→ Problem details: From the passage on marriage and conception, reproduce everything from "2) Every month" down to "generosity and responsibility." word for word.

→ Provided text:
1) Those who would enter into Christian marriage must never do so with an attitude completely closed to having children nor indeed without the hope of having children. Without some desire for children in a marriage, there is arguably no reason to marry. Loving each other is enough, but marital love necessarily includes the desire for children.

2) Every month in the life of a marriage between the physically healthy and sufficiently young presents an opportunity for conceiving a child, if one has not already been conceived. The couple, under the guidance of the Holy Spirit and their spiritual fathers or mothers, must prayerfully and reasonably discern whether they are called to seek the fulfillment of that opportunity each time it is given. In making this determination according to the dictates of their consciences, they must seek to live in the balance between generosity and responsibility.
One recognized method of avoiding conception for
the unmarried is to wear standard issue BCGs. 

While the married should sometimes avoid conception, the unmarried should always avoid conception. The moral teaching of the Church has always required the unmarried and the celibate to practice the most effective form of birth control - complete continence.

3) No one should ever resort to an abortion regardless of the difficulty of the situation, whether they are married or unmarried, whether they are rich or poor. If a conception has taken place, the question about whether or not it was God’s will to conceive a child has already been answered. God creates no children that he does not love and want to live. It is therefore the couple’s moral responsibility, after conception has taken place, to love and provide for the newly conceived person even as Christ has first loved them.

→ Dataset excerpt:
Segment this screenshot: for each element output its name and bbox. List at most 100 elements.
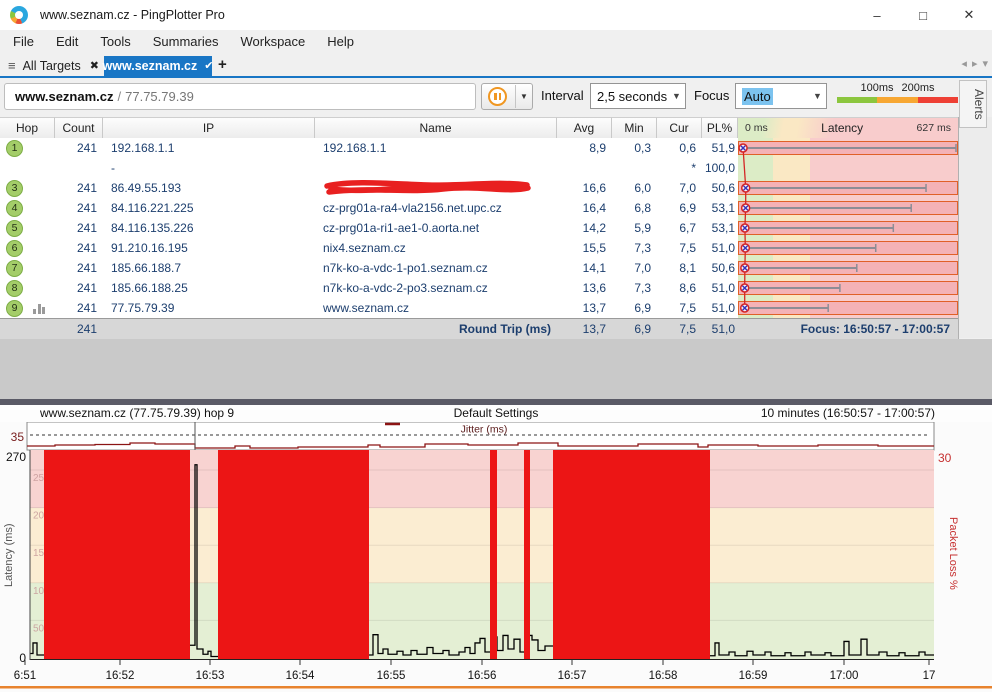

→ Completed exercise:
2) Every month in the life of a marriage between the physically healthy and sufficiently young presents an opportunity for conceiving a child, if one has not already been conceived. The couple, under the guidance of the Holy Spirit and their spiritual fathers or mothers, must prayerfully and reasonably discern whether they are called to seek the fulfillment of that opportunity each time it is given. In making this determination according to the dictates of their consciences, they must seek to live in the balance between generosity and responsibility.